SET TASK A ->
Answer these from the wavelet filter passage, one line each:
(i) How many zeros does the product filter have at \(z=-1\)?
(ii) What four coefficients are given for the analysis low pass filter \(h(n)\)?
(iii) In the commonly used factorization for biorthogonal wavelets, how many zeros at \(z=-1\) does one of the filters receive?
SET TASK B -> Write the next part of the wavelet filter passage, picking up after its final sentence.

:: SUPPLIED PASSAGE ::

As can be seen from the equation and pole-zero plot. This has \(4\) zeros at \(z=-1\). The other two zeros are at \(2-\sqrt{3}\) and \(2+\sqrt{3}\). \(H(z)\) is assigned the zero inside the unit circle while \(H(z^{-1})\) takes zeros from outside the unit circle. Calculating coefficients using roots function of matlab gives us four coefficients for analysis low pass filter \(h(n)=[0.3415, 0.5915, 0.1585, -0.0915]\). The synthesis low pass filter is time reversed \(h(-n)=[-0.0915, 0.1585, 0.5915, 0.3415]\). The analysis and synthesis high pass filters can be calculated by alternate flipping the low pass coefficients and they are found to be \([-0.0915, -0.1585, 0.5915, -0.3415]\) and \([0.3415, -0.5915, 0.1585, 0.0915]\). The scaling and wavelet functions can be calculated using iteration method. They are below.


Scaling Function for Db2 wavelets(p=2)


Wavelet Function for Db2 wavelets(p=2)

Filters for Biorthogonal Wavelets

Recall that we'll need two filters in this case and one of the requirement is that filters be linear phase. We can use same product filter \(P(z)\) in previous example and factor it accordingly to suit our goals. Obviously \(P(z)\) can be factored in a number of ways but one of the more commonly used factorization is designing one filter with two zeros at \(z=-1\) and the other filter contains other four zeros.

:::
:: RAW RECORDS ::

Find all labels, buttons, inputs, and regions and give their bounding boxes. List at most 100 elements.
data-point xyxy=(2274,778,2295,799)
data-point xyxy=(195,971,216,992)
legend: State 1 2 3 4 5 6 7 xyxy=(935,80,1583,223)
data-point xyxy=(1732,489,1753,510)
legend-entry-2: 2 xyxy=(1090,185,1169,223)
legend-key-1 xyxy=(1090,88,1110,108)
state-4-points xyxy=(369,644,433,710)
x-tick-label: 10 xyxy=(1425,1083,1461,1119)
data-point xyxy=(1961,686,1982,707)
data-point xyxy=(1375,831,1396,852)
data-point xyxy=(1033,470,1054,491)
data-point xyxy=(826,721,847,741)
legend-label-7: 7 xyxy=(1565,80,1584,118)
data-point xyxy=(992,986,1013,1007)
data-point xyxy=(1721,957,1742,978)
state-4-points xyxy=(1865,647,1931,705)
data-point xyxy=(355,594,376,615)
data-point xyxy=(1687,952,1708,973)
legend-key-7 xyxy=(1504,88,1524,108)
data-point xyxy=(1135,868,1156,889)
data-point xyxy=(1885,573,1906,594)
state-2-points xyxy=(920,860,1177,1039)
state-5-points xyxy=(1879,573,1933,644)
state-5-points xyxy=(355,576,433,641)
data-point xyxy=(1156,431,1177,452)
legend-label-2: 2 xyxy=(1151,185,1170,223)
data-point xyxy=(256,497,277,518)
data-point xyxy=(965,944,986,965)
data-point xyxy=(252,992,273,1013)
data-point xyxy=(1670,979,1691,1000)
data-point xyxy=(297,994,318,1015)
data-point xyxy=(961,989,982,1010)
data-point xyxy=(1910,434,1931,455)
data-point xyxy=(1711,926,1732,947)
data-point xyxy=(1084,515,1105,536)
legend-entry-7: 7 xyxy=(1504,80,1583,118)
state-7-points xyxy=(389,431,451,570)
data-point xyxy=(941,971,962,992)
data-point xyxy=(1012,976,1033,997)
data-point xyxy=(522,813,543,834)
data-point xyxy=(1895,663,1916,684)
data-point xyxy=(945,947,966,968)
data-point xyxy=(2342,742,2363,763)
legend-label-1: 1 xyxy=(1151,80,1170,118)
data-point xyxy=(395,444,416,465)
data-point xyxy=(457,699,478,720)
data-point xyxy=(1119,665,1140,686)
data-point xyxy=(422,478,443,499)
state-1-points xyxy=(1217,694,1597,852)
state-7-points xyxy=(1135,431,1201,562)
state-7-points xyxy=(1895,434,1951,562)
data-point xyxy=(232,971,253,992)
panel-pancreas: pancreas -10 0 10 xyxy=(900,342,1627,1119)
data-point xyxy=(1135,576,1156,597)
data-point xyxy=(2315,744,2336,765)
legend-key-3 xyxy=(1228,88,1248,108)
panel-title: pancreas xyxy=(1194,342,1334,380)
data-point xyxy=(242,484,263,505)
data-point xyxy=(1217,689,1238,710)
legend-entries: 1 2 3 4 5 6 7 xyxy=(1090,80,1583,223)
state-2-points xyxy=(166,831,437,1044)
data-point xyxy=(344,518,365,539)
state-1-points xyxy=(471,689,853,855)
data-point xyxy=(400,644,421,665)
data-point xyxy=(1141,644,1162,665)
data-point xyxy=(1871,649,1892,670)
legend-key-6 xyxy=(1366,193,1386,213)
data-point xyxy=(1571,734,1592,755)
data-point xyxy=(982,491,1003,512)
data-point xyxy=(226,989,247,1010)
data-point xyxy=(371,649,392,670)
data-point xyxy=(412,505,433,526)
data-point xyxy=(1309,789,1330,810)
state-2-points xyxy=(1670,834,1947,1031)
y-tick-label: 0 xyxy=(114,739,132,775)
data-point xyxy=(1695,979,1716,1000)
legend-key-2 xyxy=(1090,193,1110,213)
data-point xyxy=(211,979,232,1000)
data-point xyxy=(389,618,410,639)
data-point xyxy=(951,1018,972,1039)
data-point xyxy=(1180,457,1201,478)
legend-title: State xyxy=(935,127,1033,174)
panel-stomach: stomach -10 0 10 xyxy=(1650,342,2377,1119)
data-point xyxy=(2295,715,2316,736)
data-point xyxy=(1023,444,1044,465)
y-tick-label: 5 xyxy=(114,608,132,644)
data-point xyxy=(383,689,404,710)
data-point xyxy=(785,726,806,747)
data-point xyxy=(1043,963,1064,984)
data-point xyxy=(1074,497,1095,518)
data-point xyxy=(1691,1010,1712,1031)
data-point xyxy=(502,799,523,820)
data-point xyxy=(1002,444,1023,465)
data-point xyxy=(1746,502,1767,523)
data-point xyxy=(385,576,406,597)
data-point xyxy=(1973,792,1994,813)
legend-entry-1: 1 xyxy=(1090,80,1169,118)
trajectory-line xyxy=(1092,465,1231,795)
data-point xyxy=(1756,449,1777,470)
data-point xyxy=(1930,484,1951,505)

:::

ANSWER A ->
(i) Four.
(ii) \([0.3415, 0.5915, 0.1585, -0.0915]\).
(iii) Two.

ANSWER B ->
\[ H_{1}(z)=\frac{1}{4}(1+z^{-1})^{2} \]

and

\[ H_{2}(z)=-\frac{1}{4} (1+z^{-1})^{2} (2+\sqrt(3)-z^{-1})(2-\sqrt(3)-z^{-1}) \]

Looking at it from discrete time-domain angle, the first filter is a ``hat function'', a symmetric filter with coefficients \([1,2,1]/4\) and the other filter is a convolution between \([1,2,1]/4\) and \([-1 ,4, -1]/2\). The second filter has the coefficients \([-0.1250, 0.2500, 0.7500, 0.2500, -0.1250]\). It is easy to see that both filters are symmetric, linear phase filters. We can obtain the two corresponding high pass filters using perfect Reconstruction condition. Using Matlab, they are found to be \([0.2500, -0.5000, 0.2500]\) and \([0.1250, 0.2500, -0.7500, 0.2500, 0.1250]\) This biorthogonal filter bank is usually known as \(5/3\) filter bank because of the length of th two filters ( 3 and 5 taps, respectively). The scaling and wavelet functions associated with these filters are calculated by iterating these filters over their respective dilation equations and they are plotted as following.


Wavelet and Scaling Functions for 5/3 Biorthogonal Filters (p=2)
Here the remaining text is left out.